Study text Start Marker

I've been regularly making dairy kefir for a long time and made some non dairy kefirs using the grains. But last year I was given some water kefir crystals and they've been great! I tend to mostly use them in the summer to make cool fizzy drinks to go with the evening meal. And in cooler weather I have successfully frozen them. As these drinks are fermented you might want to give them a taste before serving them to children as they may become slightly alcoholic. Mine have not done that so far but if they do you can try reducing the sugar and the number of grains.
The basic recipe that I use is 1/2 cup of sugar, 6 cups of water, 1 cup of water kefir grains, 1 tbsp lemon juice and some dried fruit, generally a fig or a tbsp of raisins. I brew this in a big glass jar for 24 hours in a warm spot in my kitchen. Then I strain off the kefir grains and remove the fruit and transfer the liquid to another big glass jar to flavour it. The grains go back into the first jar with fresh fruit and sugar water. If you find your end result is too sweet then try either reducing the amount of sugar you start the liquid with or brew it for longer (or both). As all kefir colonies will work differently you will need to experiment a little. So think of these recipes as a starting point for your own kitchen science experiments!
Rosehip and hibiscus
This pink drink is my daughter's favorite. I think more due to the colour than anything else!

Study text End Marker
Extracted data Start Marker

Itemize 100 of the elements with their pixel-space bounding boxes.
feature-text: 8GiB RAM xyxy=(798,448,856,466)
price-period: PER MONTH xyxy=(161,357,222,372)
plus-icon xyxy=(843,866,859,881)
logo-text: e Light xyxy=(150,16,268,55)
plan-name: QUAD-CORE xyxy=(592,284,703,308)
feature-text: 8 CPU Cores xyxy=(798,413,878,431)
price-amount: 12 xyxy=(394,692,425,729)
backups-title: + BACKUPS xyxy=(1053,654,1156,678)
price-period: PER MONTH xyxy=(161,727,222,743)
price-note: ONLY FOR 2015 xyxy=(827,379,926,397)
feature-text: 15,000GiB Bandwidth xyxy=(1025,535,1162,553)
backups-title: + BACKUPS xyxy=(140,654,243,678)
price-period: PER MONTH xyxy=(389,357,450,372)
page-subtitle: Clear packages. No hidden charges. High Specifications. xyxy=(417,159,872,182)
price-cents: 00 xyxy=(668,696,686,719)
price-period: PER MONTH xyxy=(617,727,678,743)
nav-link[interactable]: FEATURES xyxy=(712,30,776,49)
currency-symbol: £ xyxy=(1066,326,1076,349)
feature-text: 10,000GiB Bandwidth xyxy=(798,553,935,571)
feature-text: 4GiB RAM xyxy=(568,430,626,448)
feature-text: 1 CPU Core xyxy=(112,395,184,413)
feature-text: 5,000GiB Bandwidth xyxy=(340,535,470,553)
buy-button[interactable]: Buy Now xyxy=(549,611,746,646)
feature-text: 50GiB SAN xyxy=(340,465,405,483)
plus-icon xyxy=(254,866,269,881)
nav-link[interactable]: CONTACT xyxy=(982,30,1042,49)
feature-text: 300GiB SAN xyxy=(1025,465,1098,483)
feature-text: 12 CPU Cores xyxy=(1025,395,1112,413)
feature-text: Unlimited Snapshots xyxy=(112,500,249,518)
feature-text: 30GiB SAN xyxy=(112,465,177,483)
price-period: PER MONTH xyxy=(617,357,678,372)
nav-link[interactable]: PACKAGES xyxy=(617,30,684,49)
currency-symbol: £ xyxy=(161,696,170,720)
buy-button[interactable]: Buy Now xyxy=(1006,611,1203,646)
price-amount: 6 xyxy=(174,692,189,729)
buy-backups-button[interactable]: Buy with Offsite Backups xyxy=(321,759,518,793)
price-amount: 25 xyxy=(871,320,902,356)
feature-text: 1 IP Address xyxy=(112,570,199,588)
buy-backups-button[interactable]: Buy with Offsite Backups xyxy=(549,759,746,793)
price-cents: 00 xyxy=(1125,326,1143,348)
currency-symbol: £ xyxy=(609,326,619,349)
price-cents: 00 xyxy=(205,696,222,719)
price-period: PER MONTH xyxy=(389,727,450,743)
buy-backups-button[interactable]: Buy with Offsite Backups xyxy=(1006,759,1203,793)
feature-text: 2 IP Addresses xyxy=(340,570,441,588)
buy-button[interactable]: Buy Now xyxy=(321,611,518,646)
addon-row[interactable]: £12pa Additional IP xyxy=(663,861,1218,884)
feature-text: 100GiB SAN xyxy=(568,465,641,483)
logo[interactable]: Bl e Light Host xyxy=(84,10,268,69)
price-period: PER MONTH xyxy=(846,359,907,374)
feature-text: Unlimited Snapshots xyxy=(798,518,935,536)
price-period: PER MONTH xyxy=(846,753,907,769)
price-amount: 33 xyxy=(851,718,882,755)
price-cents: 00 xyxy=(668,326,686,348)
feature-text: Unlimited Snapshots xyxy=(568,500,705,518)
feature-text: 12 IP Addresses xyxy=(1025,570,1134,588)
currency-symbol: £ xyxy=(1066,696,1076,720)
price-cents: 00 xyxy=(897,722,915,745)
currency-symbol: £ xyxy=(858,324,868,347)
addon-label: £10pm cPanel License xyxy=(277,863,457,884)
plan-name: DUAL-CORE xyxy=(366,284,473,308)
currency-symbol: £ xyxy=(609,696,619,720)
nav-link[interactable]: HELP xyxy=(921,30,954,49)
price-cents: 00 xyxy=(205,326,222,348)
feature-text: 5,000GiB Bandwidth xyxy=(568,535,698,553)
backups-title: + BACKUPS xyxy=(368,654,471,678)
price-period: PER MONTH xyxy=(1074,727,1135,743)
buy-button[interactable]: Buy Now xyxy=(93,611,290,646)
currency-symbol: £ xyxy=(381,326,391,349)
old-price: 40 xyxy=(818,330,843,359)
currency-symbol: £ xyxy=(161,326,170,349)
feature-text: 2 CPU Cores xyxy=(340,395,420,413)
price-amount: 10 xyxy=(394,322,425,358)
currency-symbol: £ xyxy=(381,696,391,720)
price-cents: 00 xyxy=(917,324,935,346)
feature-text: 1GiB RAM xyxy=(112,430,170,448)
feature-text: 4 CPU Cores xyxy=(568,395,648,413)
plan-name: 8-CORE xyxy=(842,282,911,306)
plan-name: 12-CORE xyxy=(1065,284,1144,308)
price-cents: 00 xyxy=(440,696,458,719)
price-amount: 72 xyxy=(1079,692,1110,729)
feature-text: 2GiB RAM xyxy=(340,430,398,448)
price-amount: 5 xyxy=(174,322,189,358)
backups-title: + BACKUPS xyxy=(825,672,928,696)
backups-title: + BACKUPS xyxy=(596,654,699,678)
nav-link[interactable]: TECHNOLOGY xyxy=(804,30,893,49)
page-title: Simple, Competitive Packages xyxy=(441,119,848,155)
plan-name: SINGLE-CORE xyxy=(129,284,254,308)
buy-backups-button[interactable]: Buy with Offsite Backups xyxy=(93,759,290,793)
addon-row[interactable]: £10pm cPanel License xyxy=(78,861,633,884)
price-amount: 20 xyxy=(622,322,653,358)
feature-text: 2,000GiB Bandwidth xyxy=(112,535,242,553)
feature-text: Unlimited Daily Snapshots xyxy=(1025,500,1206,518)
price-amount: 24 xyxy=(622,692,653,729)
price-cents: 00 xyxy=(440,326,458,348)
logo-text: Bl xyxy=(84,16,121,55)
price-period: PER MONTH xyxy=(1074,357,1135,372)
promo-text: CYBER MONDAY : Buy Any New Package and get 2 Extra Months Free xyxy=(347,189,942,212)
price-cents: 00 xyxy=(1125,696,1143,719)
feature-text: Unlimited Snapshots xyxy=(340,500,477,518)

Extracted data End Marker

**What you will do**
**1.** Rewrite the paragraph of the water kefir text that begins "The basic recipe that I use" as a short list, keeping its main facts.
**2.** Supply the next part of the water kefir text, starting after its final sentence about the pink drink's color.

**Task-by-task results**
**1.**
- Ingredients: 1/2 cup of sugar, 6 cups of water, 1 cup of water kefir grains, 1 tbsp of lemon juice, and some dried fruit (usually a fig or a tbsp of raisins).
- Brew everything in a big glass jar for 24 hours in a warm spot in the kitchen.
- Strain off the grains, remove the fruit, and pour the liquid into another big glass jar for flavoring.
- Put the grains back into the first jar with fresh fruit and sugar water.
- If the result is too sweet, start with less sugar, brew it longer, or do both.
- Every kefir colony works differently, so treat these recipes as a starting point and experiment.

**2.**
6 cups basic kefir liquid
1 tbsp dried hibiscus petals
1 tbsp dried rosehips (or 6-8 fresh rosehips if you have them)
Add the dried herbs to the liquid. If using fresh rosehips, mince them slightly. Allow to brew for a further 24 hours in a warm, preferably dark spot before straining out the herbs. Bottle into seal able bottles (I use ones with a wired cap rather than screw tops to help prevent explosions with very fizzy batches) then drink after a further 24 hours.
Lime and mint
6 cups basic kefir liquid
2 tbsp fresh mint leaves
2 tbsp lime juice
1 slice of lime
I like to use lime juice in place of lemon juice when making the basic kefir for this recipe but you don't have to. Add the mint leaves and lime juice to the kefir water and brews as for the previous recipe. This is also very tasty with basil in place of the mint.
For this recipe I make a slightly different kefir water. It does leave your kefir grains with a brown tinge but this will do them no harm and will soon disappear.
6 cups water (5 cups cold, one cup hot)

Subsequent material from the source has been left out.